**Work task:** Pick up the commentary below on Australia's industrial decline and the National Reconstruction Fund, not the listing, and continue it from its last sentence.

**Selected extract:**
Around this time two years ago, I questioned the effectiveness and fairness of the initiatives bundled into the ‘National Reconstruction Fund.’
I am still questioning.
With an election looming in early 2025, I expect a predictable flurry of press releases from both sides of the political divide, each extolling their own recycled virtues. If we were able to fast forward to 2027 and look back, I have little doubt that the progress made will have been as glacial, if discernible at all, as it has been in the past decade.
Since my initial commentary, the updated Harvard Complexity Index has marked Australia’s further decline to a rank of 102, squeezed ignominiously between Senegal and Yemen. This is a stark indictment of the nation’s diminishing capacity to engage in sophisticated manufacturing and industrial activities.
There are no short-term fixes for this relentless erosion of economic potential.
The likelihood that our grandchildren will enjoy the same standard of living my generation took for granted grows slimmer with each passing year. Tragically, the long-term structural reforms needed to reverse this trend remain conspicuously absent from the agendas of those currently in power, and those seeking it. Beyond facile declarations and populist slogans there is little real substance.
The pack of political clowns in Canberra and beyond, hold the levers necessary to drive meaningful change. However, they seem paralysed: too timid to take bold action against the vested interests of a few, too ensnared by the trappings of power today, or, perhaps most damningly, too inept to grasp the urgency of the situation.

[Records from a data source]
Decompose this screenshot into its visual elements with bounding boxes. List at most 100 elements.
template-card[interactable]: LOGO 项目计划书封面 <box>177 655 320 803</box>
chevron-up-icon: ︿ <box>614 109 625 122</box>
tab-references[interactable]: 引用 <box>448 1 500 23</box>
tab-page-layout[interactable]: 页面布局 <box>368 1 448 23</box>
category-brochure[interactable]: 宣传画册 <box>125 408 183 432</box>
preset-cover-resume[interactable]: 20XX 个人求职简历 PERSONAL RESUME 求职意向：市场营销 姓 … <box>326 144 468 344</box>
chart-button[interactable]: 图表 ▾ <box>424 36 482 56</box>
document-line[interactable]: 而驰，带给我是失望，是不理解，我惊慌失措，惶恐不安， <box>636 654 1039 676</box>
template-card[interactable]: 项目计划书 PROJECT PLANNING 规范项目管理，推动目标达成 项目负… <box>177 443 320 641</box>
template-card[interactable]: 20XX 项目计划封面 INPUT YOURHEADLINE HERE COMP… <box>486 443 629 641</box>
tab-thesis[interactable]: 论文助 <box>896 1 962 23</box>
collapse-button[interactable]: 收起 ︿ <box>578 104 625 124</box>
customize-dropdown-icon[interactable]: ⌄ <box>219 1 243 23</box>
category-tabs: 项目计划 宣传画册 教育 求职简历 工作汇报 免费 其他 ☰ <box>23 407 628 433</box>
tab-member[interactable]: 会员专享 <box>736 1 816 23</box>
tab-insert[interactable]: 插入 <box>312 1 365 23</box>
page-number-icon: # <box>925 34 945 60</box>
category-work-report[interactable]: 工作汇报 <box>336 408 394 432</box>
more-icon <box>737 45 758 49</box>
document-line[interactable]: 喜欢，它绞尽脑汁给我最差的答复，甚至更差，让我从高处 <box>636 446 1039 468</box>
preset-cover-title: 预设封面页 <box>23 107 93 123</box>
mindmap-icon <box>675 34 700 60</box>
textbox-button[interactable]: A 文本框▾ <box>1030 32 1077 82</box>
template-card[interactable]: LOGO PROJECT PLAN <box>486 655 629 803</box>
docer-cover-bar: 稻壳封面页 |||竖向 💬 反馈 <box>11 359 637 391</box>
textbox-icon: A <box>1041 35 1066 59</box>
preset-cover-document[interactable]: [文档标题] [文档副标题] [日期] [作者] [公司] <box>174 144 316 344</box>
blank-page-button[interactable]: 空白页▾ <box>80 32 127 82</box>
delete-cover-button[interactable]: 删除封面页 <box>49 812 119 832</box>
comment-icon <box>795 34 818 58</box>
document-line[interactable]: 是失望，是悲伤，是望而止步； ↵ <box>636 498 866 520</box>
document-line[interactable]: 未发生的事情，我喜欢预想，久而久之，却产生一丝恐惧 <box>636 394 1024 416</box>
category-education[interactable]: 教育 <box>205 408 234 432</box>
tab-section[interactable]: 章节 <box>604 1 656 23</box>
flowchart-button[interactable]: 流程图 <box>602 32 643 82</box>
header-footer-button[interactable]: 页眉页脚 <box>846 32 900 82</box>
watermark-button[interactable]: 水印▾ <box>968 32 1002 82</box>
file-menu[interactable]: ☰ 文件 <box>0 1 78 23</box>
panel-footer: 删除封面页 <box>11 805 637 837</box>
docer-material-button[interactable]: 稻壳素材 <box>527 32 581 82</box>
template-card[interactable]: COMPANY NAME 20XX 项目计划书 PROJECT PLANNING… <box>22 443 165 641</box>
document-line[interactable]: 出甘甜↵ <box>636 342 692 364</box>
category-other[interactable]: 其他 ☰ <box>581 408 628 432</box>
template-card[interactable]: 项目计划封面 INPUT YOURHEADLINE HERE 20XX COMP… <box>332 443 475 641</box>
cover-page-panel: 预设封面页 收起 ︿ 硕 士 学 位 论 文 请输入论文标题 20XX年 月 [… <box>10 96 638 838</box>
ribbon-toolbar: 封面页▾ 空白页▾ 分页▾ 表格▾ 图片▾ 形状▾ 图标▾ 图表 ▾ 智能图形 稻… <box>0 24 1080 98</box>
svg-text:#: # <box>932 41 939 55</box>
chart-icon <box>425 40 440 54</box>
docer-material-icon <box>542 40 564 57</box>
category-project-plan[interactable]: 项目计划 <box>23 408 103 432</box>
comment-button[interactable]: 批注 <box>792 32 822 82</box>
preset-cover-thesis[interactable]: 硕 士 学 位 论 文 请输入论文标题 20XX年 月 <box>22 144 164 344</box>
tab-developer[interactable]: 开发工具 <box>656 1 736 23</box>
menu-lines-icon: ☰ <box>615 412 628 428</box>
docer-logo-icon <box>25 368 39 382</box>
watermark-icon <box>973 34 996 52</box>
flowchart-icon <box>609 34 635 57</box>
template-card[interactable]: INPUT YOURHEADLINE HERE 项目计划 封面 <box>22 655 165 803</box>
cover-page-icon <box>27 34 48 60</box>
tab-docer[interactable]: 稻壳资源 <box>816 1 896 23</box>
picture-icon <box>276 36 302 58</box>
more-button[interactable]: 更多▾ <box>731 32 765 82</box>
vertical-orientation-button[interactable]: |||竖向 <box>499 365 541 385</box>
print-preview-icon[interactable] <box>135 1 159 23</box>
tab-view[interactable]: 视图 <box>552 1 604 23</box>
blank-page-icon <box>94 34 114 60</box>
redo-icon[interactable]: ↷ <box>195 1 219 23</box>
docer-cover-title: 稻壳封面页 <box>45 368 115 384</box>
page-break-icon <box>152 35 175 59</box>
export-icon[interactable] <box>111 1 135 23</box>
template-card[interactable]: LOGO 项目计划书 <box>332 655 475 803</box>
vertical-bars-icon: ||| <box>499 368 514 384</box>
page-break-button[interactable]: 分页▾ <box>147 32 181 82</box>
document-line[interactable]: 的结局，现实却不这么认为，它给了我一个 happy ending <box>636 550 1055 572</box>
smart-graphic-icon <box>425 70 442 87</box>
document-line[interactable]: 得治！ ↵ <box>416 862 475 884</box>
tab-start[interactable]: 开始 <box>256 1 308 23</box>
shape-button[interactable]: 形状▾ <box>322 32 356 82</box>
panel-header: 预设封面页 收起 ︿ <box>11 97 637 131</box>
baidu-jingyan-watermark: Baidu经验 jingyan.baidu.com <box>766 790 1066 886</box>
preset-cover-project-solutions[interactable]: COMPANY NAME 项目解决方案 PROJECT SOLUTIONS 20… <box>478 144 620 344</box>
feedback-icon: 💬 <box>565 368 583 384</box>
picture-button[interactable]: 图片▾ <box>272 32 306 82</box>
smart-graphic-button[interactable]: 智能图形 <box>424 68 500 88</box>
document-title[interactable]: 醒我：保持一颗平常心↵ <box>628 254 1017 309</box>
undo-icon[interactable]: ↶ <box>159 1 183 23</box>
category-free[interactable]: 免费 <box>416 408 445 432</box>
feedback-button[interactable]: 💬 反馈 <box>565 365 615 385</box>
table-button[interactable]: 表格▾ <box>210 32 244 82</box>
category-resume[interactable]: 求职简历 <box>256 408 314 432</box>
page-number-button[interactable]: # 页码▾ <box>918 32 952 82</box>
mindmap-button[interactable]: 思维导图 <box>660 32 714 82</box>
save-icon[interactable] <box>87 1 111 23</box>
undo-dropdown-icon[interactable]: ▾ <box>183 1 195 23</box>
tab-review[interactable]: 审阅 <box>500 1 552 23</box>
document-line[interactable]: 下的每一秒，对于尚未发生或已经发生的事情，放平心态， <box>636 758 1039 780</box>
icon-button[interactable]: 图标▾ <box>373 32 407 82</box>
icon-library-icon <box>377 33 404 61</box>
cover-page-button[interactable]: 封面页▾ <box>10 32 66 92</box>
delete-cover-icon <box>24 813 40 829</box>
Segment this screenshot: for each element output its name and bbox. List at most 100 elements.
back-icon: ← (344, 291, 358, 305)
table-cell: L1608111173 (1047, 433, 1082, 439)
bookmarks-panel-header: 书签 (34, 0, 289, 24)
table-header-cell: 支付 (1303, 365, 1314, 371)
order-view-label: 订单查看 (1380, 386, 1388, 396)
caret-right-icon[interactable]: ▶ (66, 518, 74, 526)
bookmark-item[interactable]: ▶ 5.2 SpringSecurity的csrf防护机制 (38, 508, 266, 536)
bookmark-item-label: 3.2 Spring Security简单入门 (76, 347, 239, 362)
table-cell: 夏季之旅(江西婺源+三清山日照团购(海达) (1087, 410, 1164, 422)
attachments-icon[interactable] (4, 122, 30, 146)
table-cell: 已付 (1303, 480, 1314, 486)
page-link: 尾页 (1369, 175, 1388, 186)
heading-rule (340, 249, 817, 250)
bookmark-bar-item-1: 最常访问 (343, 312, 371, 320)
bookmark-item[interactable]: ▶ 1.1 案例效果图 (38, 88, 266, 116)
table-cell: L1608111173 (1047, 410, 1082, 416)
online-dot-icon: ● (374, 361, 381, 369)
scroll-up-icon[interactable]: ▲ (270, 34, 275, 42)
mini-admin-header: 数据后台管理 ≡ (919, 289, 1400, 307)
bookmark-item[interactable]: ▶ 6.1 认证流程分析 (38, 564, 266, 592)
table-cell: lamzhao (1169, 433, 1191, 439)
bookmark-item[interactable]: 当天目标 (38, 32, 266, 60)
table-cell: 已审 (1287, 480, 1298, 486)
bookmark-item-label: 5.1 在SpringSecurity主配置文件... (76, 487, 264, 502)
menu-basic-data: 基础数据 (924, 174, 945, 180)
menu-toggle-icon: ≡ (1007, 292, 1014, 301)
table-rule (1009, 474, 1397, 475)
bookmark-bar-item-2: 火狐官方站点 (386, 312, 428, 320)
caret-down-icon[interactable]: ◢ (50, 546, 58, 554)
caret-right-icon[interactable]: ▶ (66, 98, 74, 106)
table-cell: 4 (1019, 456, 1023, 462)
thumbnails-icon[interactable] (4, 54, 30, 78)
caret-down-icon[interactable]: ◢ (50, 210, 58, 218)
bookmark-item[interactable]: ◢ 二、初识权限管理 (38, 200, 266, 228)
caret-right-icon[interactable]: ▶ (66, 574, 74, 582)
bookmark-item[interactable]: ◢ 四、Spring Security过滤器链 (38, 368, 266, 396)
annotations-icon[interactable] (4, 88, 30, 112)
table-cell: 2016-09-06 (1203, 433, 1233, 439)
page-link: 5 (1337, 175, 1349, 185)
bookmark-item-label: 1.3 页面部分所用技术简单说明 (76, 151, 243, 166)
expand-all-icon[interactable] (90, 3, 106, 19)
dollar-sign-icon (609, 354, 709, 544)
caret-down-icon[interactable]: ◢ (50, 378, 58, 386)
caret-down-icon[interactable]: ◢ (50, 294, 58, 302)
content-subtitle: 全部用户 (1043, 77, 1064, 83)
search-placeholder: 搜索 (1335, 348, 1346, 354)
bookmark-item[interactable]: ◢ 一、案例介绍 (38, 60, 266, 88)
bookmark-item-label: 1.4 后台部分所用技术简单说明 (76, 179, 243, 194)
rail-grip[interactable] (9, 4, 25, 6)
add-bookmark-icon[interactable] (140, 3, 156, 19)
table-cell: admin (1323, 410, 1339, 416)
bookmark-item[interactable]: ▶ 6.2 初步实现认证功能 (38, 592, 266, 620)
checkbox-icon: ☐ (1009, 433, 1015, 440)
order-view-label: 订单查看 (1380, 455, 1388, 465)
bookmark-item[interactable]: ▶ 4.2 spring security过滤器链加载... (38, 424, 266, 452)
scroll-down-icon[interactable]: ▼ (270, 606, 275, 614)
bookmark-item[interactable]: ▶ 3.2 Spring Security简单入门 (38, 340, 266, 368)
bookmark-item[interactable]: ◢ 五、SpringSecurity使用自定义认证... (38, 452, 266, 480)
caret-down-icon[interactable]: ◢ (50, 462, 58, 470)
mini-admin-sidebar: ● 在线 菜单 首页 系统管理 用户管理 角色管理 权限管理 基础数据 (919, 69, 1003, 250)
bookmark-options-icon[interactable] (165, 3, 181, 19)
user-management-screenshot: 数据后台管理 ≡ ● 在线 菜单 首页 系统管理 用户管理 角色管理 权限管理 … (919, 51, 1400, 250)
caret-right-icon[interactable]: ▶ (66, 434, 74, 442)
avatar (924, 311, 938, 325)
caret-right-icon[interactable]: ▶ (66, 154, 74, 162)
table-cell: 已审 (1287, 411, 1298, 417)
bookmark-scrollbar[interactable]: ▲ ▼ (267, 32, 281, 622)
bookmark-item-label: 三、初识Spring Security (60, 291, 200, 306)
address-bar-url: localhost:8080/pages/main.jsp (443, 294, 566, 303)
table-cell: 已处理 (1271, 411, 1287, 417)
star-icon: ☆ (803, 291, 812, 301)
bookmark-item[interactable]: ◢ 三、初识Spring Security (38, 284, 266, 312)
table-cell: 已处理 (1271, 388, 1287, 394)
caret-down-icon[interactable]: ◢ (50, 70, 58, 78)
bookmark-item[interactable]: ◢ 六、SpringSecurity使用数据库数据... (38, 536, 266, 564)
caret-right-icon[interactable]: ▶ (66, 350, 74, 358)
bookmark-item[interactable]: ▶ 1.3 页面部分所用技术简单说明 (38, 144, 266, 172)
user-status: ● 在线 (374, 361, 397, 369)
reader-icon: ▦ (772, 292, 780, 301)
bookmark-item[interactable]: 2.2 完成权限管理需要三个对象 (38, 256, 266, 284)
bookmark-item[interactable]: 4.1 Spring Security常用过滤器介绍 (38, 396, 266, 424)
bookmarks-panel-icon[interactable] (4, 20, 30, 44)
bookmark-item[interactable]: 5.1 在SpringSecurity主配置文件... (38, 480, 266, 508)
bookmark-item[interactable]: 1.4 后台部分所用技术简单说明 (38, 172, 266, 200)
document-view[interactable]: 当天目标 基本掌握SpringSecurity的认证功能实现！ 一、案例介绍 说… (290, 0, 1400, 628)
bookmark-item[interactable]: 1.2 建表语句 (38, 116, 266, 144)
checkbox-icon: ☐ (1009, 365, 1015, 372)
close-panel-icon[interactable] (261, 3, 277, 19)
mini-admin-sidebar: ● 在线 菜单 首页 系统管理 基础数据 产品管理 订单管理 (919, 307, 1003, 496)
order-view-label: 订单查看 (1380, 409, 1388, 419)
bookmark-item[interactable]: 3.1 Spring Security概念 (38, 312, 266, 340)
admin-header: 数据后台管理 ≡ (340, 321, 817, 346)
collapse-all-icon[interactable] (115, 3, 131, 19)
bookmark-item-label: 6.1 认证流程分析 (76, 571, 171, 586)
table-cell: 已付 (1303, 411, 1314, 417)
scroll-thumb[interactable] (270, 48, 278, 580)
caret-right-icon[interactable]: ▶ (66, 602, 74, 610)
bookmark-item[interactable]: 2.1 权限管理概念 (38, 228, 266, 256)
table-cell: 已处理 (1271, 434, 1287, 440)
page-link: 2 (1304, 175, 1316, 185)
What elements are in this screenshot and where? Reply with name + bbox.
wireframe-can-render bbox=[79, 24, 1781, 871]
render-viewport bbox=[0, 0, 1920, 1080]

**Reply:**
Perhaps it is all three?
Our past prosperity was built on the back of commodities.
For most of the 20th century it was those we grew, wool, beef, and grains. From the 1970’s that reliance evolved to those we dug up and exported for others to add the value. In parallel, manufacturing crashed from close to 30% of GDP in 1970 to 5.4% according to World bank figures in 2023.
Future prosperity will have an entirely different face.
It will be constructed of applied technology delivering globally competitive solutions to challenges only just emerging.
For those we require education, scientific discovery, application of those discoveries to global challenges, and a deep well of intellectual and financial capital generation to drive the development.
This is a challenging agenda, and we need to start the surgery now. The longer we leave it, the more painful it will be, and the further behind our competitors we will be starting.